(HOW TO COMPLETE THIS TASK)
Look through the lines below and extract any with the word "which".

INFORMATION Start Marker

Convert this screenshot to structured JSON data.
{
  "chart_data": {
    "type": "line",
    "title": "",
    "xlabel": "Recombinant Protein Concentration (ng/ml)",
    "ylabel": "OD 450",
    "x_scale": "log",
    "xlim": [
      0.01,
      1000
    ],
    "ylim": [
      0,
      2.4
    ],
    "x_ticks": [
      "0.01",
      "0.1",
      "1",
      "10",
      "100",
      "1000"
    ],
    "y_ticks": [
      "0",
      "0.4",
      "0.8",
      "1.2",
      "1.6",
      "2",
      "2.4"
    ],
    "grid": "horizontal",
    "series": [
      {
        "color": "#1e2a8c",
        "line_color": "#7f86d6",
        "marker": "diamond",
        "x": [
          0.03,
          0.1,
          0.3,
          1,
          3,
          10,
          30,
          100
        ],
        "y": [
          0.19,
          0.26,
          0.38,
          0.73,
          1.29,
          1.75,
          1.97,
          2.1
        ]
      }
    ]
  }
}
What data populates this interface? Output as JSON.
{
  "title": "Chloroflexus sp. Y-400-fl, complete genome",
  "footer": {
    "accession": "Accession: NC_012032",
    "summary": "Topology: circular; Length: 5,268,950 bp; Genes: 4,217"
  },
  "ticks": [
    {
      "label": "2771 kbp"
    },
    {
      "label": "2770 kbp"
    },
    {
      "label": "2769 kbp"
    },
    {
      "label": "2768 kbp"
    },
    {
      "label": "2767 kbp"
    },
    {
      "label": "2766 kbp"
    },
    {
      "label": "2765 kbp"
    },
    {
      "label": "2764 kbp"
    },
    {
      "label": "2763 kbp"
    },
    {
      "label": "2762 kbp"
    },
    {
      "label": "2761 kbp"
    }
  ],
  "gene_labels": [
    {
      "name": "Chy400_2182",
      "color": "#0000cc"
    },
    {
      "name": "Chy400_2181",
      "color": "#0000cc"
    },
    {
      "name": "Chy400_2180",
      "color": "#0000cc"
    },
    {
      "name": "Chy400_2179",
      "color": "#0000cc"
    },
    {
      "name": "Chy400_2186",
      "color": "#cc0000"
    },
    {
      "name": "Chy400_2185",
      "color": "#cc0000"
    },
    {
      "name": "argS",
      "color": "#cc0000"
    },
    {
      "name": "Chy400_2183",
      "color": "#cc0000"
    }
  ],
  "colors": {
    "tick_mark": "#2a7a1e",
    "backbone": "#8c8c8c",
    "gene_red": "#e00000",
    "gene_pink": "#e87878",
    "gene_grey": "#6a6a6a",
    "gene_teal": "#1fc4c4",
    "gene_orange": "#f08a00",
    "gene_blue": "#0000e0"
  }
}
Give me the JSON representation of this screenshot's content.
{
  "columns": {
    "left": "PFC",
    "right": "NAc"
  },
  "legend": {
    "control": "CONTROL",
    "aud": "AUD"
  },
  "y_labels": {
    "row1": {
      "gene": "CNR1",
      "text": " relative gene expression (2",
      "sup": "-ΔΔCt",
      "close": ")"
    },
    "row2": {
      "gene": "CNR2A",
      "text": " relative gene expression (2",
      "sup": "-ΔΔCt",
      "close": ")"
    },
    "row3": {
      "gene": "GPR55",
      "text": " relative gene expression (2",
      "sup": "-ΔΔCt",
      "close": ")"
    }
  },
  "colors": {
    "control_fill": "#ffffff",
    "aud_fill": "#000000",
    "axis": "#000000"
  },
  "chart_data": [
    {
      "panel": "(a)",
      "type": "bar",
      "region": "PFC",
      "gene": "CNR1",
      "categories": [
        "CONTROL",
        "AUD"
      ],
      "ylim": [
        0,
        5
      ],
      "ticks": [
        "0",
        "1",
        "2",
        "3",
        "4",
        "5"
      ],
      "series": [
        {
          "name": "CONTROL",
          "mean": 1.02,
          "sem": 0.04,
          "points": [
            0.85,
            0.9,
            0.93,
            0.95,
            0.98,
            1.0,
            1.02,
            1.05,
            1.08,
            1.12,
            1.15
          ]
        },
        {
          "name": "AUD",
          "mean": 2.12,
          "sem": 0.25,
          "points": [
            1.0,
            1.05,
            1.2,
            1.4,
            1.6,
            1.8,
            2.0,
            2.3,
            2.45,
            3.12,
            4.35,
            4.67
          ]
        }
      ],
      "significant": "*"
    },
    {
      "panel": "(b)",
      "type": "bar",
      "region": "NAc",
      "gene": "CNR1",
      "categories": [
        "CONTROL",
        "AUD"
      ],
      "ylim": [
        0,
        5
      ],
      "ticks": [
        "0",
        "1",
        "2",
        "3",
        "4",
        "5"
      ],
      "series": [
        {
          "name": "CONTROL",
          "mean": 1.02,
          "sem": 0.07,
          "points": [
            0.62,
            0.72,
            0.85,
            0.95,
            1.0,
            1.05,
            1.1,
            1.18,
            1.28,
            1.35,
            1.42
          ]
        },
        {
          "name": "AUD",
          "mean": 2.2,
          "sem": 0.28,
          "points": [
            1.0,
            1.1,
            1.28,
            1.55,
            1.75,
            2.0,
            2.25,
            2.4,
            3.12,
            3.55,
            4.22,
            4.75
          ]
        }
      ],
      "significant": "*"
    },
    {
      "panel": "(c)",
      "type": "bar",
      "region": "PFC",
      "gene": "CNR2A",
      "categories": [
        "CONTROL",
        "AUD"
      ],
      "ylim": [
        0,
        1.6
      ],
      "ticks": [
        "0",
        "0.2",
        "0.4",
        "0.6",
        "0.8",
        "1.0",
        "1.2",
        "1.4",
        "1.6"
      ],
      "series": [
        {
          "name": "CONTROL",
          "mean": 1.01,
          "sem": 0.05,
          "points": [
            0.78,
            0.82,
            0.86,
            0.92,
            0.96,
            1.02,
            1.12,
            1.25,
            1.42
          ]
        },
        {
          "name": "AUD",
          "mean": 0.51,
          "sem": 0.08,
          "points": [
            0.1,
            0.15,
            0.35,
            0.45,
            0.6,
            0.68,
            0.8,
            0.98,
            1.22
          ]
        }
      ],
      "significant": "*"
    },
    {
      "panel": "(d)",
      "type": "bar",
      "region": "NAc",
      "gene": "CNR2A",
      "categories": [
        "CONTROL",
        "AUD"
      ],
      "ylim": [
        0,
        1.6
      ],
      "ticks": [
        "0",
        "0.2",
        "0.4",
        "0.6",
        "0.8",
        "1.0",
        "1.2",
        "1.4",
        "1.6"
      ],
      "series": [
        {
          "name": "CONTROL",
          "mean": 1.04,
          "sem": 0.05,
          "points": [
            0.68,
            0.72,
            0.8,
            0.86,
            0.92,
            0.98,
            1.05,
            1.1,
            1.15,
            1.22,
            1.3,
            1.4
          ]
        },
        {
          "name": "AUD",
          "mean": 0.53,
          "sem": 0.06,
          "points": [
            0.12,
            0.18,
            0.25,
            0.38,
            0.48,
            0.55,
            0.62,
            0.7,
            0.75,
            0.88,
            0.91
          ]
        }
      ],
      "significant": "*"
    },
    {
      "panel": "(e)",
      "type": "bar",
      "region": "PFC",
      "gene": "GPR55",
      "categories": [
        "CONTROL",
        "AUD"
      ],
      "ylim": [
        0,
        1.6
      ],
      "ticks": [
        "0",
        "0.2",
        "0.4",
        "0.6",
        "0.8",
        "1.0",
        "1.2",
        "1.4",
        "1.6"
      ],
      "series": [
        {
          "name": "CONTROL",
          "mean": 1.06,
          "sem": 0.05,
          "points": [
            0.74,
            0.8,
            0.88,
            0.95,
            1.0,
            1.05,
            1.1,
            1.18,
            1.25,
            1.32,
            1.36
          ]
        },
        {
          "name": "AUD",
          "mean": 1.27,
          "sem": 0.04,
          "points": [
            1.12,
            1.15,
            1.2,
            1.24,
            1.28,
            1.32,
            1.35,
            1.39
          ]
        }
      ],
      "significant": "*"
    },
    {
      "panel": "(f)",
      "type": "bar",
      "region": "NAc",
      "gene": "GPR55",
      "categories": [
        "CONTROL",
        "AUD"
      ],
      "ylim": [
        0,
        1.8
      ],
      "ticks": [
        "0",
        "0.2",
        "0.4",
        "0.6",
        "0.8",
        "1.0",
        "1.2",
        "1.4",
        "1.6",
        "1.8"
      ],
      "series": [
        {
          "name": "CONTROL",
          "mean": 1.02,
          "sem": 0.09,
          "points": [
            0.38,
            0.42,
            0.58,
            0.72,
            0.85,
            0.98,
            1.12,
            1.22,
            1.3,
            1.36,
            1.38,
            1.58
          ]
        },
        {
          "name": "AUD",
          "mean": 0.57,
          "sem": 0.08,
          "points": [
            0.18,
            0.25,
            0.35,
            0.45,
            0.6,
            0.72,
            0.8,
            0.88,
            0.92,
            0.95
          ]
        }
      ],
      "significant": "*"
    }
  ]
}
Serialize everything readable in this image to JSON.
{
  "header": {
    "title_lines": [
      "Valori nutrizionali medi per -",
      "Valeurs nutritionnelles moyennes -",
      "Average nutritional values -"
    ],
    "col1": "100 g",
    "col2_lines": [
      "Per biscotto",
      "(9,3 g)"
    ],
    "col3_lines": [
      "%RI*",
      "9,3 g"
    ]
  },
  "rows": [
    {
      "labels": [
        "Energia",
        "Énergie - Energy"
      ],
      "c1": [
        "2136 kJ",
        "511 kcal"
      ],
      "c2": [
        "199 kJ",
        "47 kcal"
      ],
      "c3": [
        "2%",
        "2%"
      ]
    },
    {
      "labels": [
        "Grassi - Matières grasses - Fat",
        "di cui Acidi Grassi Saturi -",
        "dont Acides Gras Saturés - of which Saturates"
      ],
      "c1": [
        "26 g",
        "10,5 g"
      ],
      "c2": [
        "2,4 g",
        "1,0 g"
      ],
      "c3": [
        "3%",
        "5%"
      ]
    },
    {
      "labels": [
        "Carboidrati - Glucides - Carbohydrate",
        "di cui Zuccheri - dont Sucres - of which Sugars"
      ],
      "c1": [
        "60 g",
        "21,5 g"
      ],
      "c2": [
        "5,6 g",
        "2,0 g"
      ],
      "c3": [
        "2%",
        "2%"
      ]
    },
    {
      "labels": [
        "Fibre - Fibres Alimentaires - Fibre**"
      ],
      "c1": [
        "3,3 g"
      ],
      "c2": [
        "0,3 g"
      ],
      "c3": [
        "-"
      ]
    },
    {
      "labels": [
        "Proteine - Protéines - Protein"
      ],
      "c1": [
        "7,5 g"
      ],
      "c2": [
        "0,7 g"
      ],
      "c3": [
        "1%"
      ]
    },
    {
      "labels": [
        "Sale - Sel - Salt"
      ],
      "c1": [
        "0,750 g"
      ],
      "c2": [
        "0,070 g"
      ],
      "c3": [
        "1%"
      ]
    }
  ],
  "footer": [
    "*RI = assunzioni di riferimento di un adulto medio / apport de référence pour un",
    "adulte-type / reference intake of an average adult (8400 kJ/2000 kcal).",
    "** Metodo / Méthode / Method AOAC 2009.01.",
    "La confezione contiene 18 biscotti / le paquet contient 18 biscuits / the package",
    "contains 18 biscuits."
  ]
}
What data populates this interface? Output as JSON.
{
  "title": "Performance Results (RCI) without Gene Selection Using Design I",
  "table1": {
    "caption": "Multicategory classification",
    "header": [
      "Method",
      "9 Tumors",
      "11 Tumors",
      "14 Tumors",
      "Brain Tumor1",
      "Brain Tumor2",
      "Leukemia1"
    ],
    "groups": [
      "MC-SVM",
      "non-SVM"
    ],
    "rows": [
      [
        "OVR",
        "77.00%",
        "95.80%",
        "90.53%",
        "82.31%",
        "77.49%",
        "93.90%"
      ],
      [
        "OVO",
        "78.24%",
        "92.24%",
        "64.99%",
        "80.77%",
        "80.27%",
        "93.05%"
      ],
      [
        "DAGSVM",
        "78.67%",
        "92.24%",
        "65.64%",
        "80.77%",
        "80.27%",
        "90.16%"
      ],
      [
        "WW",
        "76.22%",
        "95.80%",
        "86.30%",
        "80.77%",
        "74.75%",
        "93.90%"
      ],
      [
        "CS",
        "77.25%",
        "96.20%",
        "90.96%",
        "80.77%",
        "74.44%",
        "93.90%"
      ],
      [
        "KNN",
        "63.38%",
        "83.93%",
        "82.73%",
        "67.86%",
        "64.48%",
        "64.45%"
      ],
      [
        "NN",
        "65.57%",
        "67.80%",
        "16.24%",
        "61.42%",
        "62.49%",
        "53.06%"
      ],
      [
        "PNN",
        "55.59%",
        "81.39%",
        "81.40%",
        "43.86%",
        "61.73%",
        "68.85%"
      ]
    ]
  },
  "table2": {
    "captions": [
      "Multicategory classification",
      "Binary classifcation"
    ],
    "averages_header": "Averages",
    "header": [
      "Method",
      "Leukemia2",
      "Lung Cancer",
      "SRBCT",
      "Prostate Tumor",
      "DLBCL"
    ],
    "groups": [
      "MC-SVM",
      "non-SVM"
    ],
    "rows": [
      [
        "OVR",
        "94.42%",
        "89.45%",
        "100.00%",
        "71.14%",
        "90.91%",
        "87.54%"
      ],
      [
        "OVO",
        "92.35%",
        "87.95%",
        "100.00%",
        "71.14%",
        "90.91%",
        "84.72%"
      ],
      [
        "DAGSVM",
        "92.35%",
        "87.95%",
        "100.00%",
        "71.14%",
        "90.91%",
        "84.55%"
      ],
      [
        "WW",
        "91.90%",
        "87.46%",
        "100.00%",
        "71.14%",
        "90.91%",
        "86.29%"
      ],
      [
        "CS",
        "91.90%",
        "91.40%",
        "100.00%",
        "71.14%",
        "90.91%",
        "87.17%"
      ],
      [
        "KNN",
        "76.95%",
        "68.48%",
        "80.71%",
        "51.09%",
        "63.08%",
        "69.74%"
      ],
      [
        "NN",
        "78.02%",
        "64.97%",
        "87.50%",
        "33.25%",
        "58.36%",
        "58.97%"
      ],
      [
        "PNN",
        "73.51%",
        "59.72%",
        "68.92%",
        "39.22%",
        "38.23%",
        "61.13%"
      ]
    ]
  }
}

INFORMATION End Marker

(REPLY)
        "dont Acides Gras Saturés - of which Saturates"
        "di cui Zuccheri - dont Sucres - of which Sugars"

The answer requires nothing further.